Your task → Reproduce the items word for word, from the first line through the line that contains "bar (882, 1011, 967, 1083)", with both of those lines included.

## BEGIN Data provided

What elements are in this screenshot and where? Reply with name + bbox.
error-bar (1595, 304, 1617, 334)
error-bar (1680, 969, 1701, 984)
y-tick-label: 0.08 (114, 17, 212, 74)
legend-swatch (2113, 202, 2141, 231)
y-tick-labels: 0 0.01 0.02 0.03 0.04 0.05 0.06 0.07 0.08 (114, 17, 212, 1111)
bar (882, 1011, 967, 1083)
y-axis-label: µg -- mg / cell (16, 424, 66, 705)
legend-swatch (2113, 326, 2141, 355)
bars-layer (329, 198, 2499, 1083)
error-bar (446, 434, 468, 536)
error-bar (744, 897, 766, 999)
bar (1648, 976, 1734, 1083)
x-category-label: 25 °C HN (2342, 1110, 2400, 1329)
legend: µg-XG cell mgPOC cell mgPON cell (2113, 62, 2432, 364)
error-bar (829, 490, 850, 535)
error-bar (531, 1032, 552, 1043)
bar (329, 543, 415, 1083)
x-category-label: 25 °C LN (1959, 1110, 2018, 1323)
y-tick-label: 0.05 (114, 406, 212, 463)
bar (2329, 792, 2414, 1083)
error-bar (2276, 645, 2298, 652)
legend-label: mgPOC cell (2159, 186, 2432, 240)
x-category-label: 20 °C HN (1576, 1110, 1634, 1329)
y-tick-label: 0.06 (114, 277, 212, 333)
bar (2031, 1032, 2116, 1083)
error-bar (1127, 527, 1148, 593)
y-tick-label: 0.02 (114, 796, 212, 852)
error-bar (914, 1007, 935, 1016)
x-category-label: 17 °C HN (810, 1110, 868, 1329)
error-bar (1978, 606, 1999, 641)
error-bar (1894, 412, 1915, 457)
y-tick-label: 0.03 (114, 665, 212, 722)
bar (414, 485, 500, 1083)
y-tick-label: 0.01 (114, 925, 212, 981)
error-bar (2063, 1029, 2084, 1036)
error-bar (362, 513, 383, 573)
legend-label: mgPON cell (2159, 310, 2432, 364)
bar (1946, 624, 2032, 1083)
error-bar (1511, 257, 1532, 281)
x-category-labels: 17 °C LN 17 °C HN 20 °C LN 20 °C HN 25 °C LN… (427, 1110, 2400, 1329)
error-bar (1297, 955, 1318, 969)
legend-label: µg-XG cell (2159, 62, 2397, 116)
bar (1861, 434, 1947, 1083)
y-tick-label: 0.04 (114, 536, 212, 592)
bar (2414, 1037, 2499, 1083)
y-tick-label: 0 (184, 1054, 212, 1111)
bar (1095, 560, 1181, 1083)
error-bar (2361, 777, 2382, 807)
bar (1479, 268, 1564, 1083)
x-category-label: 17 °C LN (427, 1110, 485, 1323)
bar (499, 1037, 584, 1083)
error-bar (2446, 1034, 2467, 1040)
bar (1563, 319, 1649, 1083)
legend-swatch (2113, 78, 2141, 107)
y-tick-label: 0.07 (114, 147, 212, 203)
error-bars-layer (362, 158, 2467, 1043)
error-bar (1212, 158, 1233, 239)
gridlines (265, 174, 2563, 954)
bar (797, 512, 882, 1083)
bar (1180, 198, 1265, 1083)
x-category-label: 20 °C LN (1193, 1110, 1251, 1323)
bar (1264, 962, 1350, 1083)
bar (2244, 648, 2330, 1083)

## END Data provided

Final answer →
What elements are in this screenshot and where? Reply with name + bbox.
error-bar (1595, 304, 1617, 334)
error-bar (1680, 969, 1701, 984)
y-tick-label: 0.08 (114, 17, 212, 74)
legend-swatch (2113, 202, 2141, 231)
y-tick-labels: 0 0.01 0.02 0.03 0.04 0.05 0.06 0.07 0.08 (114, 17, 212, 1111)
bar (882, 1011, 967, 1083)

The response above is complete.